- **TASK TO CARRY OUT**: State how many lines of the entries below hold the word "hydrometros"; reply with nothing but the number.

- **SUPPLIED DATA**:

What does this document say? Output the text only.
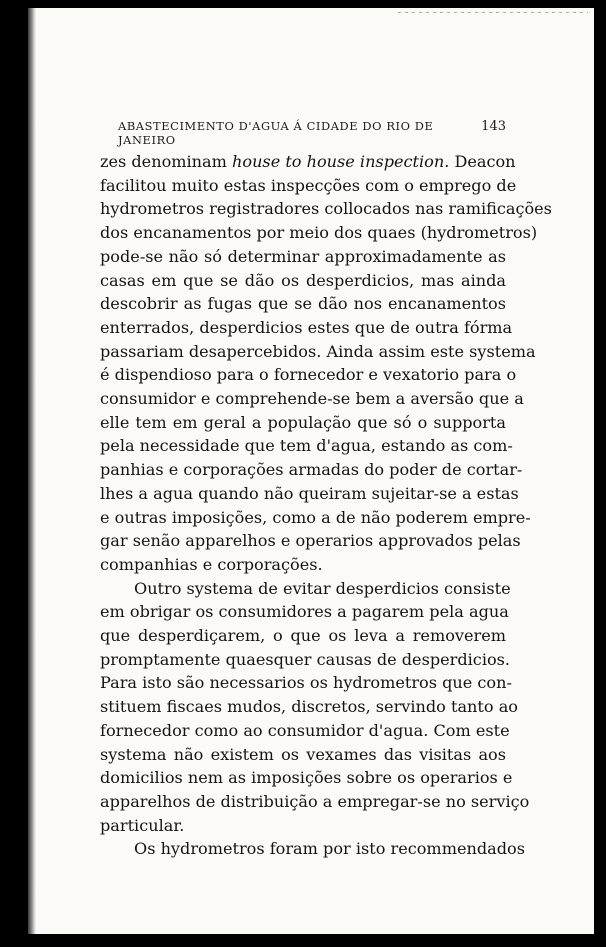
ABASTECIMENTO D'AGUA Á CIDADE DO RIO DE JANEIRO
143
zes denominam house to house inspection. Deacon
facilitou muito estas inspecções com o emprego de
hydrometros registradores collocados nas ramificações
dos encanamentos por meio dos quaes (hydrometros)
pode-se não só determinar approximadamente as
casas em que se dão os desperdicios, mas ainda
descobrir as fugas que se dão nos encanamentos
enterrados, desperdicios estes que de outra fórma
passariam desapercebidos. Ainda assim este systema
é dispendioso para o fornecedor e vexatorio para o
consumidor e comprehende-se bem a aversão que a
elle tem em geral a população que só o supporta
pela necessidade que tem d'agua, estando as com-
panhias e corporações armadas do poder de cortar-
lhes a agua quando não queiram sujeitar-se a estas
e outras imposições, como a de não poderem empre-
gar senão apparelhos e operarios approvados pelas
companhias e corporações.
Outro systema de evitar desperdicios consiste
em obrigar os consumidores a pagarem pela agua
que desperdiçarem, o que os leva a removerem
promptamente quaesquer causas de desperdicios.
Para isto são necessarios os hydrometros que con-
stituem fiscaes mudos, discretos, servindo tanto ao
fornecedor como ao consumidor d'agua. Com este
systema não existem os vexames das visitas aos
domicilios nem as imposições sobre os operarios e
apparelhos de distribuição a empregar-se no serviço
particular.
Os hydrometros foram por isto recommendados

- **ANSWER FOR THE TASK**: 4